> _STATED PROBLEM_
From the entries provided below, copy each line that contains the word "message".

■ ■ ■ ■ ■

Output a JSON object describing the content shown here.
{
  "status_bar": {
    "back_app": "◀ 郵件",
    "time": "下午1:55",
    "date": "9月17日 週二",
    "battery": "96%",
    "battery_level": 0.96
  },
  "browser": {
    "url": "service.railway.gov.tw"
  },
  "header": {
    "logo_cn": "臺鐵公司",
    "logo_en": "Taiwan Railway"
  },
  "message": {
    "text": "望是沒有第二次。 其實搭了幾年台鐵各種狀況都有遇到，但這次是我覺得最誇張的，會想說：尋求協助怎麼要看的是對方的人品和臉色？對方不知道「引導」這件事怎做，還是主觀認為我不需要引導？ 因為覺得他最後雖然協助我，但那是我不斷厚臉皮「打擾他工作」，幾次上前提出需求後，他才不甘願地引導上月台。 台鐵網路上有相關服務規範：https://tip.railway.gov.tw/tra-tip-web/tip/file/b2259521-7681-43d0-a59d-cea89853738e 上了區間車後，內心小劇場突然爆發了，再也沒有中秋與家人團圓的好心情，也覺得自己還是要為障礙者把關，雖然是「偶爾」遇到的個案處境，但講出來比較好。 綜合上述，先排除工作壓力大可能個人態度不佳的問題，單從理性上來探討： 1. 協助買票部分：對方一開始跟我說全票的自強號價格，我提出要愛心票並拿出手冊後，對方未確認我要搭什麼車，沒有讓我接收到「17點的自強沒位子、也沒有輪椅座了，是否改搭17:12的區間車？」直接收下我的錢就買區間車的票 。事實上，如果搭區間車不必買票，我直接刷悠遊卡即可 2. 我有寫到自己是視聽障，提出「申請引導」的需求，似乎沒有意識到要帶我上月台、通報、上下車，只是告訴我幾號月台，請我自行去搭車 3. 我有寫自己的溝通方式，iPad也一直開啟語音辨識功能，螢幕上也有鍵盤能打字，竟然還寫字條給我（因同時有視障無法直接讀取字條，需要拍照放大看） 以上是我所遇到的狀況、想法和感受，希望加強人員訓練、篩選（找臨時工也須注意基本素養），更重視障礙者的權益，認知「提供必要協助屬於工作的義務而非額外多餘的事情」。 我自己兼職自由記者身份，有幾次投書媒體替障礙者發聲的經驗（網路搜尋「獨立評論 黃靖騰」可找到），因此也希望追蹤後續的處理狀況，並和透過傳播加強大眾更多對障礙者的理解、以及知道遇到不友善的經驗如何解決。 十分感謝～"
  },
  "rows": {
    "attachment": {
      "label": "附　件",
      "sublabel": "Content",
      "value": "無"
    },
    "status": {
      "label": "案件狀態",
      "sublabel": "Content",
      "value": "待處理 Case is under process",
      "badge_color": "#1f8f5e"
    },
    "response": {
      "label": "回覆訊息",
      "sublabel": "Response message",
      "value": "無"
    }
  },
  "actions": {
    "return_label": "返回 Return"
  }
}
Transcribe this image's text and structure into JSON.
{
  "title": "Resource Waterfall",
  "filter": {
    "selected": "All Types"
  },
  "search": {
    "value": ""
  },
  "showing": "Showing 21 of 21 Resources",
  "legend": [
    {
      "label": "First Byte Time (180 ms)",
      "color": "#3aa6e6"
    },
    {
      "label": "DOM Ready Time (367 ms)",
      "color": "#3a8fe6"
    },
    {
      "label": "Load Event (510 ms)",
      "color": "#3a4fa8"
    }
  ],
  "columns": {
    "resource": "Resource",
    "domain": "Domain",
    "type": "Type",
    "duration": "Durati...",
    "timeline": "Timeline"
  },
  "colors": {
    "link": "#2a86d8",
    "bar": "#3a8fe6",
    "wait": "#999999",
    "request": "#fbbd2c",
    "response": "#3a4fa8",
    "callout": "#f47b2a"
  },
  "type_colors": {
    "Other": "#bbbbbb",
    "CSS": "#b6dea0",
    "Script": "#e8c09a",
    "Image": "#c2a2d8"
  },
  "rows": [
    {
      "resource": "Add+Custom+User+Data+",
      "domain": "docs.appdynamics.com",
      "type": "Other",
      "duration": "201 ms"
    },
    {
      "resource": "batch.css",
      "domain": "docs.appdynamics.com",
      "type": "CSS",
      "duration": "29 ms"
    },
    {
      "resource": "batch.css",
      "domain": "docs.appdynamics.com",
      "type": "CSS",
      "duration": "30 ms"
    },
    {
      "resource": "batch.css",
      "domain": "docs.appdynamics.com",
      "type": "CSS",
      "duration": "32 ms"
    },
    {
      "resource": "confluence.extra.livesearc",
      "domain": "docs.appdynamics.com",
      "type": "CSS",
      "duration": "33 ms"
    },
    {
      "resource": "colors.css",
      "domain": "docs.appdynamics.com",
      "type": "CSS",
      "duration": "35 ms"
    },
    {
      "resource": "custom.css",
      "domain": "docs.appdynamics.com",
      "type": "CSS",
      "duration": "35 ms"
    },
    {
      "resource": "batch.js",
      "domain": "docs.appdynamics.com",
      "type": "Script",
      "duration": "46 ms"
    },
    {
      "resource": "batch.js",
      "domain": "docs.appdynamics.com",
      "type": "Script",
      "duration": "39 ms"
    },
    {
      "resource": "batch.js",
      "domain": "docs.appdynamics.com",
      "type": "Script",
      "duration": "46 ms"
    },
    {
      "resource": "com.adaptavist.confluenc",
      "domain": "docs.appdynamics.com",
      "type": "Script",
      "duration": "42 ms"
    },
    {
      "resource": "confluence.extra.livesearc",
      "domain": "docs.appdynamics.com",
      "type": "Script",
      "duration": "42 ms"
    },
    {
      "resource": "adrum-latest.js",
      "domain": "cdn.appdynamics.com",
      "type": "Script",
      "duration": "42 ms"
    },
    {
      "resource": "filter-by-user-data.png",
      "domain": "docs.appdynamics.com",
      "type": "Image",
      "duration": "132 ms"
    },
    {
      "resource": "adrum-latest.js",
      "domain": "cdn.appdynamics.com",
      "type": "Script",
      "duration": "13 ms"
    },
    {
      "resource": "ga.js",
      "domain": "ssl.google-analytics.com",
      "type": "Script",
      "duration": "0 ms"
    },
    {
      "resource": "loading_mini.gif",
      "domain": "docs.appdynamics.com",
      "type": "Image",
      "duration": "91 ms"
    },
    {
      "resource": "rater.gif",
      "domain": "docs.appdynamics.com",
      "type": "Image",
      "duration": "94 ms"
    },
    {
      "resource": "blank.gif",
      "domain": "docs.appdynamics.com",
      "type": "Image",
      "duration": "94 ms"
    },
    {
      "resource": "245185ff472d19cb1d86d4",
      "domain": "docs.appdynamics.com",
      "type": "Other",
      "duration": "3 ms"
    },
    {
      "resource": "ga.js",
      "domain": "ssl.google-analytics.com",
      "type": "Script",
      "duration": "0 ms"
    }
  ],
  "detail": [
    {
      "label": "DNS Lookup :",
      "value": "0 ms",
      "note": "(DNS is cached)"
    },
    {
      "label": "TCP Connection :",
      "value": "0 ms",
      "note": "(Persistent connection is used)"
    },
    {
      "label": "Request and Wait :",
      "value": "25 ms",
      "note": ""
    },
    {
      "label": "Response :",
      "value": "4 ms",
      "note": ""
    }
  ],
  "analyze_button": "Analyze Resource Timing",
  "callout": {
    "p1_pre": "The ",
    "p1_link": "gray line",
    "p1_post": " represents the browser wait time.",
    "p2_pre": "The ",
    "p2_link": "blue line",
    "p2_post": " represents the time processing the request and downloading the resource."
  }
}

■ ■ ■ ■ ■

> _FINAL RESULT_
  "message": {
      "sublabel": "Response message",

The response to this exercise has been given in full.